> _Exercise prompt_: Every record should be written out exactly, please.

[Collected data entries]
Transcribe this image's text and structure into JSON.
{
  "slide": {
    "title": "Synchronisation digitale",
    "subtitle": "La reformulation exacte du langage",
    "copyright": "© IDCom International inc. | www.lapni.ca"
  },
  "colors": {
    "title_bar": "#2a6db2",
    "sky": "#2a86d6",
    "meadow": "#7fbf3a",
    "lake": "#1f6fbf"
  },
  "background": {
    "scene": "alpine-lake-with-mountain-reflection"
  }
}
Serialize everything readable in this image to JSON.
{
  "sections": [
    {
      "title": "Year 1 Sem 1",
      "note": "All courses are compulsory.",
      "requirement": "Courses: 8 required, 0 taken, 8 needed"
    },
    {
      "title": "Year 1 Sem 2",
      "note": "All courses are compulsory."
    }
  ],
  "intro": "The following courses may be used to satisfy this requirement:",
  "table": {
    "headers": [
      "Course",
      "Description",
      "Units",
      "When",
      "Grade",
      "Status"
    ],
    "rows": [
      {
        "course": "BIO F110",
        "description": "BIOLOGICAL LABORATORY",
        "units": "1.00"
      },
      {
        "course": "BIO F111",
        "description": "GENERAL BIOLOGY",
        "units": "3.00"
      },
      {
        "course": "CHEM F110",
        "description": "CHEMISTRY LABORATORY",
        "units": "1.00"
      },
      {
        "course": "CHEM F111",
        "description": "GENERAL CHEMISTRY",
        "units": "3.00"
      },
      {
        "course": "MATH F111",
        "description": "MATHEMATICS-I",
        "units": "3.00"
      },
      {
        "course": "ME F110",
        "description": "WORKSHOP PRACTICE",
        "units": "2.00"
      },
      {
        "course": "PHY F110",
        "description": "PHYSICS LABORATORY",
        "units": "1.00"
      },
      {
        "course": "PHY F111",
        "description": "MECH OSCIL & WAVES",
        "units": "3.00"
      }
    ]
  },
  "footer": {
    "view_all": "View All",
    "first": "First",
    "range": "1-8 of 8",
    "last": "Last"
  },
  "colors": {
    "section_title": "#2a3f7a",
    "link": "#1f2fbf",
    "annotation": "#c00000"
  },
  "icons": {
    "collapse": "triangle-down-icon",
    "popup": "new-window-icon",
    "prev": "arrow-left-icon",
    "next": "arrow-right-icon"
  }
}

> _Task solution_:
Transcribe this image's text and structure into JSON.
{
  "slide": {
    "title": "Synchronisation digitale",
    "subtitle": "La reformulation exacte du langage",
    "copyright": "© IDCom International inc. | www.lapni.ca"
  },
  "colors": {
    "title_bar": "#2a6db2",
    "sky": "#2a86d6",
    "meadow": "#7fbf3a",
    "lake": "#1f6fbf"
  },
  "background": {
    "scene": "alpine-lake-with-mountain-reflection"
  }
}
Serialize everything readable in this image to JSON.
{
  "sections": [
    {
      "title": "Year 1 Sem 1",
      "note": "All courses are compulsory.",
      "requirement": "Courses: 8 required, 0 taken, 8 needed"
    },
    {
      "title": "Year 1 Sem 2",
      "note": "All courses are compulsory."
    }
  ],
  "intro": "The following courses may be used to satisfy this requirement:",
  "table": {
    "headers": [
      "Course",
      "Description",
      "Units",
      "When",
      "Grade",
      "Status"
    ],
    "rows": [
      {
        "course": "BIO F110",
        "description": "BIOLOGICAL LABORATORY",
        "units": "1.00"
      },
      {
        "course": "BIO F111",
        "description": "GENERAL BIOLOGY",
        "units": "3.00"
      },
      {
        "course": "CHEM F110",
        "description": "CHEMISTRY LABORATORY",
        "units": "1.00"
      },
      {
        "course": "CHEM F111",
        "description": "GENERAL CHEMISTRY",
        "units": "3.00"
      },
      {
        "course": "MATH F111",
        "description": "MATHEMATICS-I",
        "units": "3.00"
      },
      {
        "course": "ME F110",
        "description": "WORKSHOP PRACTICE",
        "units": "2.00"
      },
      {
        "course": "PHY F110",
        "description": "PHYSICS LABORATORY",
        "units": "1.00"
      },
      {
        "course": "PHY F111",
        "description": "MECH OSCIL & WAVES",
        "units": "3.00"
      }
    ]
  },
  "footer": {
    "view_all": "View All",
    "first": "First",
    "range": "1-8 of 8",
    "last": "Last"
  },
  "colors": {
    "section_title": "#2a3f7a",
    "link": "#1f2fbf",
    "annotation": "#c00000"
  },
  "icons": {
    "collapse": "triangle-down-icon",
    "popup": "new-window-icon",
    "prev": "arrow-left-icon",
    "next": "arrow-right-icon"
  }
}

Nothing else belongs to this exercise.